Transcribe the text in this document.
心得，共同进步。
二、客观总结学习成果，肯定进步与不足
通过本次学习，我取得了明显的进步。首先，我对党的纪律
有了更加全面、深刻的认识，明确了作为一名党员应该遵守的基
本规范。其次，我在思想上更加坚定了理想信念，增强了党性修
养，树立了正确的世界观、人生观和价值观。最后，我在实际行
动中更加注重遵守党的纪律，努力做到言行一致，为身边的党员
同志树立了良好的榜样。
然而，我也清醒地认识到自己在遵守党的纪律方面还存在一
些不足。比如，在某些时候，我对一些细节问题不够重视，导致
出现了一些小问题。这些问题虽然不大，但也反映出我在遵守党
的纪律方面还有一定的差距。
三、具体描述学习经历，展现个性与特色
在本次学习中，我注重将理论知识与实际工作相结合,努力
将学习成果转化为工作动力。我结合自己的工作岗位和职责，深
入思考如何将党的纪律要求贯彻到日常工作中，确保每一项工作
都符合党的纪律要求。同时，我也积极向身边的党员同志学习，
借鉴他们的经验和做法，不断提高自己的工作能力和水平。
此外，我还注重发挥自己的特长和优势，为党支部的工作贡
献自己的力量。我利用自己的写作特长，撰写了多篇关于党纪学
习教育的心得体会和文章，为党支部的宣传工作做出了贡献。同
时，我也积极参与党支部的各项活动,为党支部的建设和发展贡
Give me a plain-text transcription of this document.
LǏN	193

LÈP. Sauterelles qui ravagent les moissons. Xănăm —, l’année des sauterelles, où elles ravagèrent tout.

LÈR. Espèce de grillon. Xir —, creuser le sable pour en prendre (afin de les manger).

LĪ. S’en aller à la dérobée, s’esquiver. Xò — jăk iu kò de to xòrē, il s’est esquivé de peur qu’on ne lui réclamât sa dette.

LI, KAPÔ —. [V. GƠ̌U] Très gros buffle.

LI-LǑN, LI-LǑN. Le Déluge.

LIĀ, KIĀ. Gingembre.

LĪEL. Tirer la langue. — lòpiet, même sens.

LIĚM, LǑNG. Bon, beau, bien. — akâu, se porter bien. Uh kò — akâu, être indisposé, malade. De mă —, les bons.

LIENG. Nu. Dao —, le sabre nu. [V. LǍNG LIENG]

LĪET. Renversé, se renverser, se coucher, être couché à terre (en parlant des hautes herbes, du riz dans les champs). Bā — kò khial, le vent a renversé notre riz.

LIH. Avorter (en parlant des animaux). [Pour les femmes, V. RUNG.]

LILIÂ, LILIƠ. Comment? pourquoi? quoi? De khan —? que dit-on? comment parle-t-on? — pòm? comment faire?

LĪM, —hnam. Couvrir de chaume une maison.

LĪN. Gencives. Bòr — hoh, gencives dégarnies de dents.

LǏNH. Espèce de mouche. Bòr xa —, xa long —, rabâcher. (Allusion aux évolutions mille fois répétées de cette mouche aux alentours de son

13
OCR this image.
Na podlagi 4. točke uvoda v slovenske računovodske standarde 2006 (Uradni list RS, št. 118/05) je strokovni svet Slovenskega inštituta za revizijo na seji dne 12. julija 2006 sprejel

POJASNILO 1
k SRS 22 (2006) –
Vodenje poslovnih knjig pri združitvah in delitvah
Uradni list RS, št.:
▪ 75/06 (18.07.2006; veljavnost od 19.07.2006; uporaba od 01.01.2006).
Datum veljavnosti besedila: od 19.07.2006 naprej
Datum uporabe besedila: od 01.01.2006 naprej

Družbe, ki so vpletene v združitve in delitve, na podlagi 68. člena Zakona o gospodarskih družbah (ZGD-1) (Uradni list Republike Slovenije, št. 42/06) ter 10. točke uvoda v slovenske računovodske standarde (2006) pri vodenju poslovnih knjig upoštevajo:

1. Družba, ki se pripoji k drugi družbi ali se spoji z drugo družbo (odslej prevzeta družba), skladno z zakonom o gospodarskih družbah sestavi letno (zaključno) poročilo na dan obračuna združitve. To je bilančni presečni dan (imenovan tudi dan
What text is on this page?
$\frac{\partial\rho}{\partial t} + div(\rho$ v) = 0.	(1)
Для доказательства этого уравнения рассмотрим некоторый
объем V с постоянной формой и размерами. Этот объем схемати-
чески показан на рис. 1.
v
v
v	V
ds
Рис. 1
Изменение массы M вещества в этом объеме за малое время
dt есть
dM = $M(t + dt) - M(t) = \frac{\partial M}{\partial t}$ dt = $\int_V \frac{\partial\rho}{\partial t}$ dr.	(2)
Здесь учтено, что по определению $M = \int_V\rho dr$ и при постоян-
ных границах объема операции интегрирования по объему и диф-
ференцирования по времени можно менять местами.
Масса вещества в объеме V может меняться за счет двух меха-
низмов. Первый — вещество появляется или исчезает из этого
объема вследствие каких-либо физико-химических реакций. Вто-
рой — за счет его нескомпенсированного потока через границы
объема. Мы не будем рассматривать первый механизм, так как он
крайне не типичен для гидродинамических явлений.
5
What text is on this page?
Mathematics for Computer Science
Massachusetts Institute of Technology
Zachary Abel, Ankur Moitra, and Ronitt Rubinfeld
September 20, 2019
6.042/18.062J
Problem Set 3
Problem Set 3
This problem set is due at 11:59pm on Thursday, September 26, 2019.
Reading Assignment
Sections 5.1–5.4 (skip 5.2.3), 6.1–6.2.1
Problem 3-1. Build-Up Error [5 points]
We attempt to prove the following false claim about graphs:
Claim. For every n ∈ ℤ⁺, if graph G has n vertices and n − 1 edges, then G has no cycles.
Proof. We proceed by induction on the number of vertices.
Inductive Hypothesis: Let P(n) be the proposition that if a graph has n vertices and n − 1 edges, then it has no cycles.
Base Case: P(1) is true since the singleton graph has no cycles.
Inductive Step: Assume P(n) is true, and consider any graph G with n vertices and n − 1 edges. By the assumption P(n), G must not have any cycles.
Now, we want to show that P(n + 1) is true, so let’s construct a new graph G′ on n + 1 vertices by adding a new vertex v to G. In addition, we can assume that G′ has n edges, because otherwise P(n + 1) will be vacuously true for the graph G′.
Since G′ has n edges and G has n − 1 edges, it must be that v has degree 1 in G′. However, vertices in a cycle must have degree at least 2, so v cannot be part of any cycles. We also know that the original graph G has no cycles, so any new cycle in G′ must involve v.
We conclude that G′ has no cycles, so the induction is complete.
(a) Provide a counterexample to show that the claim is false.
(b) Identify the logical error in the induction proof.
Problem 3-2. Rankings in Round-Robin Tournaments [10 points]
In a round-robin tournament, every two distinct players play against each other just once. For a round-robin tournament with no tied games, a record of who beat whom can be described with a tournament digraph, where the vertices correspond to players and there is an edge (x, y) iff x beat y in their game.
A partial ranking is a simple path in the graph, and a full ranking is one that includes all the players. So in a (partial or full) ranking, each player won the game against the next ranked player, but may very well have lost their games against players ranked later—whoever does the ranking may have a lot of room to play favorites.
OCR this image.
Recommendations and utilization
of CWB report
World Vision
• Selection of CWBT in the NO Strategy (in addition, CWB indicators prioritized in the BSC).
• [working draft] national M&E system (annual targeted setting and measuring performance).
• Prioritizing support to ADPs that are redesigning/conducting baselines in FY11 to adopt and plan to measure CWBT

# [Required task]
Extract each line of the material exactly as it stands.

# [Expected output]
Transcribe the text in this document.
心得，共同进步。
二、客观总结学习成果，肯定进步与不足
通过本次学习，我取得了明显的进步。首先，我对党的纪律
有了更加全面、深刻的认识，明确了作为一名党员应该遵守的基
本规范。其次，我在思想上更加坚定了理想信念，增强了党性修
养，树立了正确的世界观、人生观和价值观。最后，我在实际行
动中更加注重遵守党的纪律，努力做到言行一致，为身边的党员
同志树立了良好的榜样。
然而，我也清醒地认识到自己在遵守党的纪律方面还存在一
些不足。比如，在某些时候，我对一些细节问题不够重视，导致
出现了一些小问题。这些问题虽然不大，但也反映出我在遵守党
的纪律方面还有一定的差距。
三、具体描述学习经历，展现个性与特色
在本次学习中，我注重将理论知识与实际工作相结合,努力
将学习成果转化为工作动力。我结合自己的工作岗位和职责，深
入思考如何将党的纪律要求贯彻到日常工作中，确保每一项工作
都符合党的纪律要求。同时，我也积极向身边的党员同志学习，
借鉴他们的经验和做法，不断提高自己的工作能力和水平。
此外，我还注重发挥自己的特长和优势，为党支部的工作贡
献自己的力量。我利用自己的写作特长，撰写了多篇关于党纪学
习教育的心得体会和文章，为党支部的宣传工作做出了贡献。同
时，我也积极参与党支部的各项活动,为党支部的建设和发展贡
Give me a plain-text transcription of this document.
LǏN	193

LÈP. Sauterelles qui ravagent les moissons. Xănăm —, l’année des sauterelles, où elles ravagèrent tout.

LÈR. Espèce de grillon. Xir —, creuser le sable pour en prendre (afin de les manger).

LĪ. S’en aller à la dérobée, s’esquiver. Xò — jăk iu kò de to xòrē, il s’est esquivé de peur qu’on ne lui réclamât sa dette.

LI, KAPÔ —. [V. GƠ̌U] Très gros buffle.

LI-LǑN, LI-LǑN. Le Déluge.

LIĀ, KIĀ. Gingembre.

LĪEL. Tirer la langue. — lòpiet, même sens.

LIĚM, LǑNG. Bon, beau, bien. — akâu, se porter bien. Uh kò — akâu, être indisposé, malade. De mă —, les bons.

LIENG. Nu. Dao —, le sabre nu. [V. LǍNG LIENG]

LĪET. Renversé, se renverser, se coucher, être couché à terre (en parlant des hautes herbes, du riz dans les champs). Bā — kò khial, le vent a renversé notre riz.

LIH. Avorter (en parlant des animaux). [Pour les femmes, V. RUNG.]

LILIÂ, LILIƠ. Comment? pourquoi? quoi? De khan —? que dit-on? comment parle-t-on? — pòm? comment faire?

LĪM, —hnam. Couvrir de chaume une maison.

LĪN. Gencives. Bòr — hoh, gencives dégarnies de dents.

LǏNH. Espèce de mouche. Bòr xa —, xa long —, rabâcher. (Allusion aux évolutions mille fois répétées de cette mouche aux alentours de son

13
OCR this image.
Na podlagi 4. točke uvoda v slovenske računovodske standarde 2006 (Uradni list RS, št. 118/05) je strokovni svet Slovenskega inštituta za revizijo na seji dne 12. julija 2006 sprejel

POJASNILO 1
k SRS 22 (2006) –
Vodenje poslovnih knjig pri združitvah in delitvah
Uradni list RS, št.:
▪ 75/06 (18.07.2006; veljavnost od 19.07.2006; uporaba od 01.01.2006).
Datum veljavnosti besedila: od 19.07.2006 naprej
Datum uporabe besedila: od 01.01.2006 naprej

Družbe, ki so vpletene v združitve in delitve, na podlagi 68. člena Zakona o gospodarskih družbah (ZGD-1) (Uradni list Republike Slovenije, št. 42/06) ter 10. točke uvoda v slovenske računovodske standarde (2006) pri vodenju poslovnih knjig upoštevajo:

1. Družba, ki se pripoji k drugi družbi ali se spoji z drugo družbo (odslej prevzeta družba), skladno z zakonom o gospodarskih družbah sestavi letno (zaključno) poročilo na dan obračuna združitve. To je bilančni presečni dan (imenovan tudi dan
What text is on this page?
$\frac{\partial\rho}{\partial t} + div(\rho$ v) = 0.	(1)
Для доказательства этого уравнения рассмотрим некоторый
объем V с постоянной формой и размерами. Этот объем схемати-
чески показан на рис. 1.
v
v
v	V
ds
Рис. 1
Изменение массы M вещества в этом объеме за малое время
dt есть
dM = $M(t + dt) - M(t) = \frac{\partial M}{\partial t}$ dt = $\int_V \frac{\partial\rho}{\partial t}$ dr.	(2)
Здесь учтено, что по определению $M = \int_V\rho dr$ и при постоян-
ных границах объема операции интегрирования по объему и диф-
ференцирования по времени можно менять местами.
Масса вещества в объеме V может меняться за счет двух меха-
низмов. Первый — вещество появляется или исчезает из этого
объема вследствие каких-либо физико-химических реакций. Вто-
рой — за счет его нескомпенсированного потока через границы
объема. Мы не будем рассматривать первый механизм, так как он
крайне не типичен для гидродинамических явлений.
5
What text is on this page?
Mathematics for Computer Science
Massachusetts Institute of Technology
Zachary Abel, Ankur Moitra, and Ronitt Rubinfeld
September 20, 2019
6.042/18.062J
Problem Set 3
Problem Set 3
This problem set is due at 11:59pm on Thursday, September 26, 2019.
Reading Assignment
Sections 5.1–5.4 (skip 5.2.3), 6.1–6.2.1
Problem 3-1. Build-Up Error [5 points]
We attempt to prove the following false claim about graphs:
Claim. For every n ∈ ℤ⁺, if graph G has n vertices and n − 1 edges, then G has no cycles.
Proof. We proceed by induction on the number of vertices.
Inductive Hypothesis: Let P(n) be the proposition that if a graph has n vertices and n − 1 edges, then it has no cycles.
Base Case: P(1) is true since the singleton graph has no cycles.
Inductive Step: Assume P(n) is true, and consider any graph G with n vertices and n − 1 edges. By the assumption P(n), G must not have any cycles.
Now, we want to show that P(n + 1) is true, so let’s construct a new graph G′ on n + 1 vertices by adding a new vertex v to G. In addition, we can assume that G′ has n edges, because otherwise P(n + 1) will be vacuously true for the graph G′.
Since G′ has n edges and G has n − 1 edges, it must be that v has degree 1 in G′. However, vertices in a cycle must have degree at least 2, so v cannot be part of any cycles. We also know that the original graph G has no cycles, so any new cycle in G′ must involve v.
We conclude that G′ has no cycles, so the induction is complete.
(a) Provide a counterexample to show that the claim is false.
(b) Identify the logical error in the induction proof.
Problem 3-2. Rankings in Round-Robin Tournaments [10 points]
In a round-robin tournament, every two distinct players play against each other just once. For a round-robin tournament with no tied games, a record of who beat whom can be described with a tournament digraph, where the vertices correspond to players and there is an edge (x, y) iff x beat y in their game.
A partial ranking is a simple path in the graph, and a full ranking is one that includes all the players. So in a (partial or full) ranking, each player won the game against the next ranked player, but may very well have lost their games against players ranked later—whoever does the ranking may have a lot of room to play favorites.
OCR this image.
Recommendations and utilization
of CWB report
World Vision
• Selection of CWBT in the NO Strategy (in addition, CWB indicators prioritized in the BSC).
• [working draft] national M&E system (annual targeted setting and measuring performance).
• Prioritizing support to ADPs that are redesigning/conducting baselines in FY11 to adopt and plan to measure CWBT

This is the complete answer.